■ **Short exercise**
Leave the pictures out. Return all other data exactly.

■ **Provided information**
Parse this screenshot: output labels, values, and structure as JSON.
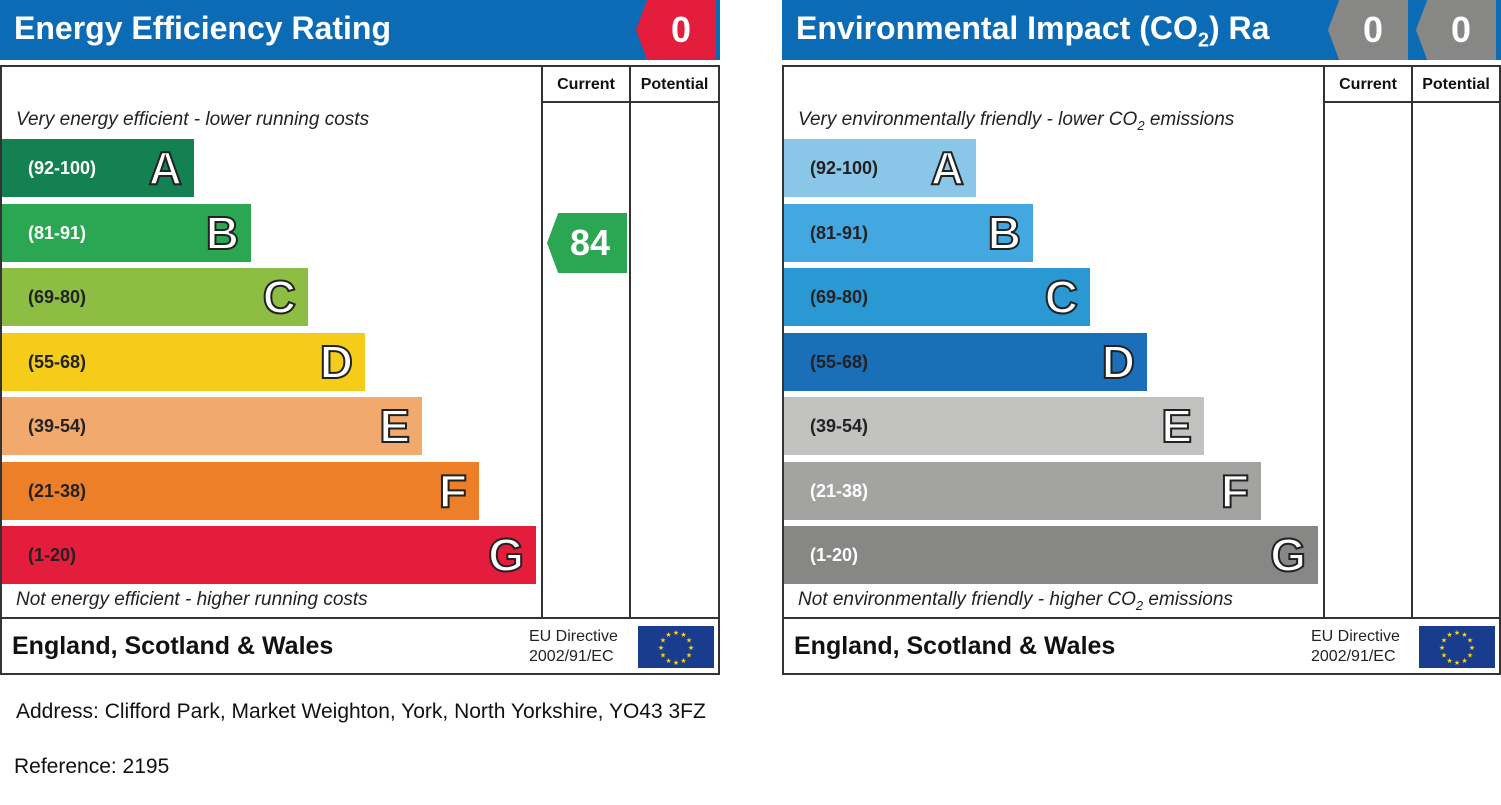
{
  "chart_data": [
    {
      "type": "bar",
      "title": "Energy Efficiency Rating",
      "header_value": "0",
      "columns": [
        "Current",
        "Potential"
      ],
      "top_caption": "Very energy efficient - lower running costs",
      "bottom_caption": "Not energy efficient - higher running costs",
      "categories": [
        "(92-100)",
        "(81-91)",
        "(69-80)",
        "(55-68)",
        "(39-54)",
        "(21-38)",
        "(1-20)"
      ],
      "letters": [
        "A",
        "B",
        "C",
        "D",
        "E",
        "F",
        "G"
      ],
      "colors": [
        "#138152",
        "#2ba754",
        "#8dbe43",
        "#f5cc1a",
        "#f2a96e",
        "#ec7f27",
        "#e41d3c"
      ],
      "range_colors": [
        "#ffffff",
        "#ffffff",
        "#222222",
        "#222222",
        "#222222",
        "#222222",
        "#222222"
      ],
      "ratings": {
        "current": 84,
        "current_band": "B",
        "current_color": "#2ba754"
      },
      "footer": "England, Scotland & Wales",
      "eu_directive": [
        "EU Directive",
        "2002/91/EC"
      ]
    },
    {
      "type": "bar",
      "title": "Environmental Impact (CO",
      "title_sub": "2",
      "title_suffix": ") Ra",
      "header_values": [
        "0",
        "0"
      ],
      "columns": [
        "Current",
        "Potential"
      ],
      "top_caption": "Very environmentally friendly - lower CO",
      "top_caption_end": " emissions",
      "bottom_caption": "Not environmentally friendly - higher CO",
      "bottom_caption_end": " emissions",
      "caption_sub": "2",
      "categories": [
        "(92-100)",
        "(81-91)",
        "(69-80)",
        "(55-68)",
        "(39-54)",
        "(21-38)",
        "(1-20)"
      ],
      "letters": [
        "A",
        "B",
        "C",
        "D",
        "E",
        "F",
        "G"
      ],
      "colors": [
        "#8ac6e8",
        "#44a8e0",
        "#2a98d2",
        "#1a6fb8",
        "#c2c2c0",
        "#a3a3a1",
        "#878786"
      ],
      "range_colors": [
        "#222222",
        "#222222",
        "#222222",
        "#222222",
        "#222222",
        "#ffffff",
        "#ffffff"
      ],
      "footer": "England, Scotland & Wales",
      "eu_directive": [
        "EU Directive",
        "2002/91/EC"
      ]
    }
  ],
  "address": "Address: Clifford Park, Market Weighton, York, North Yorkshire, YO43 3FZ",
  "reference": "Reference: 2195",
  "badge_colors": {
    "energy_header": "#e41d3c",
    "co2_header": "#878786"
  }
}
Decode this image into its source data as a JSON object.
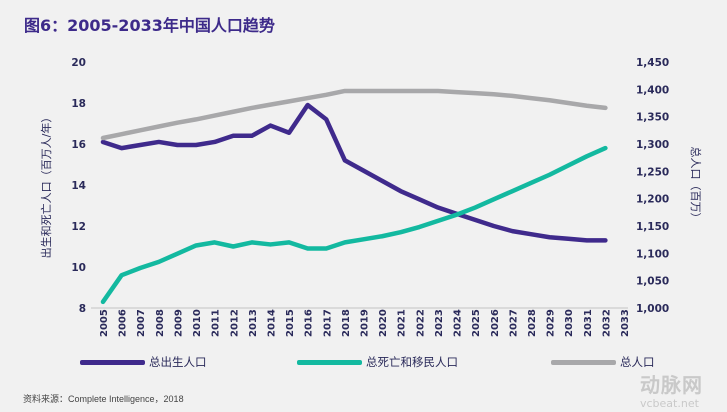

■ **Complete answer**
Parse this screenshot: output labels, values, and structure as JSON.
{
  "chart_data": [
    {
      "type": "bar",
      "title": "Energy Efficiency Rating",
      "header_value": "0",
      "columns": [
        "Current",
        "Potential"
      ],
      "top_caption": "Very energy efficient - lower running costs",
      "bottom_caption": "Not energy efficient - higher running costs",
      "categories": [
        "(92-100)",
        "(81-91)",
        "(69-80)",
        "(55-68)",
        "(39-54)",
        "(21-38)",
        "(1-20)"
      ],
      "letters": [
        "A",
        "B",
        "C",
        "D",
        "E",
        "F",
        "G"
      ],
      "colors": [
        "#138152",
        "#2ba754",
        "#8dbe43",
        "#f5cc1a",
        "#f2a96e",
        "#ec7f27",
        "#e41d3c"
      ],
      "range_colors": [
        "#ffffff",
        "#ffffff",
        "#222222",
        "#222222",
        "#222222",
        "#222222",
        "#222222"
      ],
      "ratings": {
        "current": 84,
        "current_band": "B",
        "current_color": "#2ba754"
      },
      "footer": "England, Scotland & Wales",
      "eu_directive": [
        "EU Directive",
        "2002/91/EC"
      ]
    },
    {
      "type": "bar",
      "title": "Environmental Impact (CO",
      "title_sub": "2",
      "title_suffix": ") Ra",
      "header_values": [
        "0",
        "0"
      ],
      "columns": [
        "Current",
        "Potential"
      ],
      "top_caption": "Very environmentally friendly - lower CO",
      "top_caption_end": " emissions",
      "bottom_caption": "Not environmentally friendly - higher CO",
      "bottom_caption_end": " emissions",
      "caption_sub": "2",
      "categories": [
        "(92-100)",
        "(81-91)",
        "(69-80)",
        "(55-68)",
        "(39-54)",
        "(21-38)",
        "(1-20)"
      ],
      "letters": [
        "A",
        "B",
        "C",
        "D",
        "E",
        "F",
        "G"
      ],
      "colors": [
        "#8ac6e8",
        "#44a8e0",
        "#2a98d2",
        "#1a6fb8",
        "#c2c2c0",
        "#a3a3a1",
        "#878786"
      ],
      "range_colors": [
        "#222222",
        "#222222",
        "#222222",
        "#222222",
        "#222222",
        "#ffffff",
        "#ffffff"
      ],
      "footer": "England, Scotland & Wales",
      "eu_directive": [
        "EU Directive",
        "2002/91/EC"
      ]
    }
  ],
  "address": "Address: Clifford Park, Market Weighton, York, North Yorkshire, YO43 3FZ",
  "reference": "Reference: 2195",
  "badge_colors": {
    "energy_header": "#e41d3c",
    "co2_header": "#878786"
  }
}
Decode this image into its source data as a JSON object.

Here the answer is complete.